======== Provided data ========
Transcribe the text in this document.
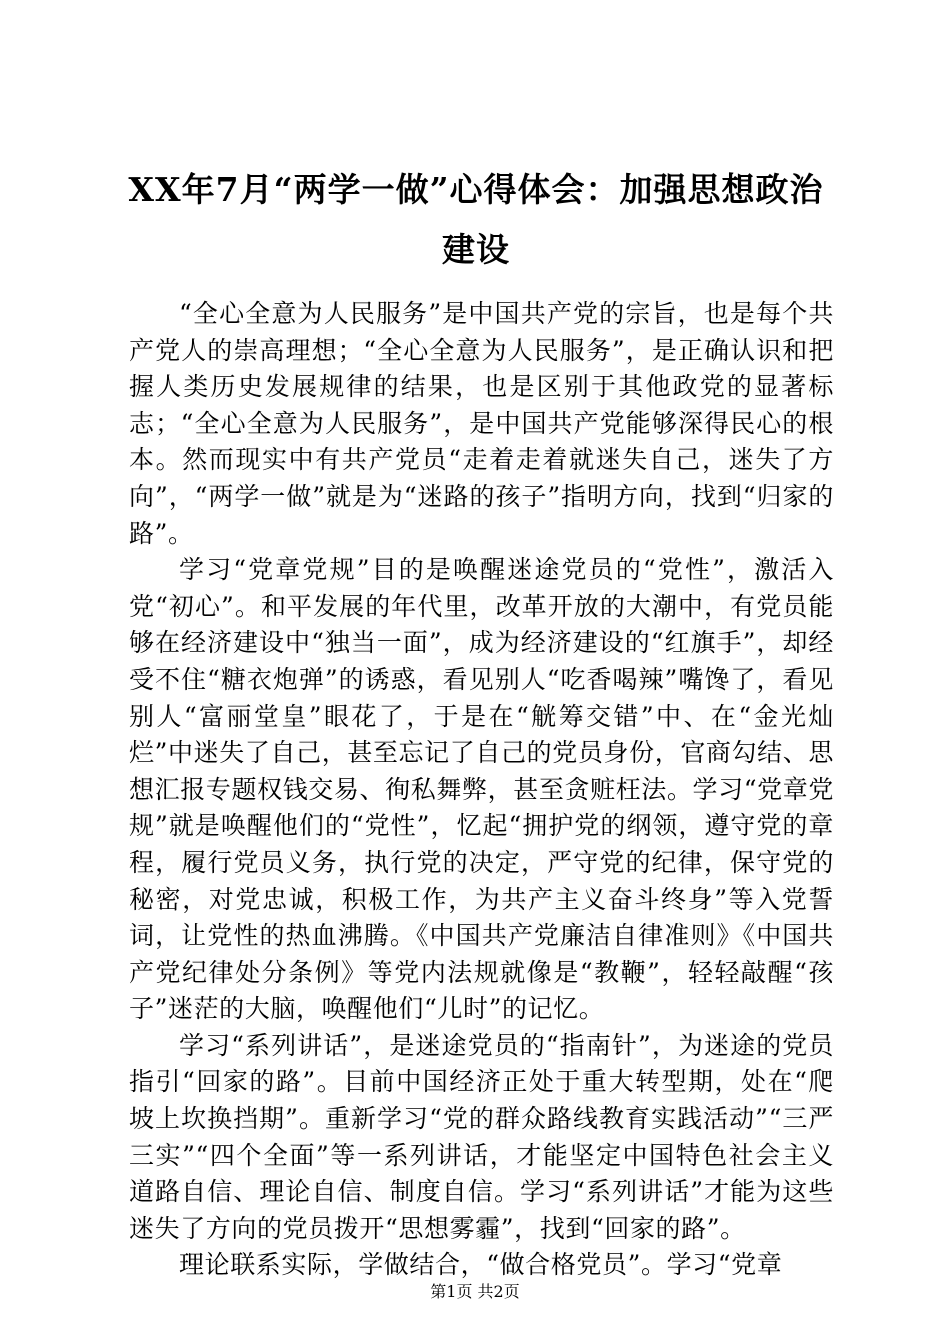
XX年7月“两学一做”心得体会：加强思想政治建设

“全心全意为人民服务”是中国共产党的宗旨，也是每个共产党人的崇高理想；“全心全意为人民服务”，是正确认识和把握人类历史发展规律的结果，也是区别于其他政党的显著标志；“全心全意为人民服务”，是中国共产党能够深得民心的根本。然而现实中有共产党员“走着走着就迷失自己，迷失了方向”，“两学一做”就是为“迷路的孩子”指明方向，找到“归家的路”。

学习“党章党规”目的是唤醒迷途党员的“党性”，激活入党“初心”。和平发展的年代里，改革开放的大潮中，有党员能够在经济建设中“独当一面”，成为经济建设的“红旗手”，却经受不住“糖衣炮弹”的诱惑，看见别人“吃香喝辣”嘴馋了，看见别人“富丽堂皇”眼花了，于是在“觥筹交错”中、在“金光灿烂”中迷失了自己，甚至忘记了自己的党员身份，官商勾结、思想汇报专题权钱交易、徇私舞弊，甚至贪赃枉法。学习“党章党规”就是唤醒他们的“党性”，忆起“拥护党的纲领，遵守党的章程，履行党员义务，执行党的决定，严守党的纪律，保守党的秘密，对党忠诚，积极工作，为共产主义奋斗终身”等入党誓词，让党性的热血沸腾。《中国共产党廉洁自律准则》《中国共产党纪律处分条例》等党内法规就像是“教鞭”，轻轻敲醒“孩子”迷茫的大脑，唤醒他们“儿时”的记忆。

学习“系列讲话”，是迷途党员的“指南针”，为迷途的党员指引“回家的路”。目前中国经济正处于重大转型期，处在“爬坡上坎换挡期”。重新学习“党的群众路线教育实践活动”“三严三实”“四个全面”等一系列讲话，才能坚定中国特色社会主义道路自信、理论自信、制度自信。学习“系列讲话”才能为这些迷失了方向的党员拨开“思想雾霾”，找到“回家的路”。

理论联系实际，学做结合，“做合格党员”。学习“党章

第1页 共2页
========
• _Task to carry out_: What is the number of lines in the records that contain the word "两学一做"? Answer with the number and nothing else.

• _Solution to this problem_: 2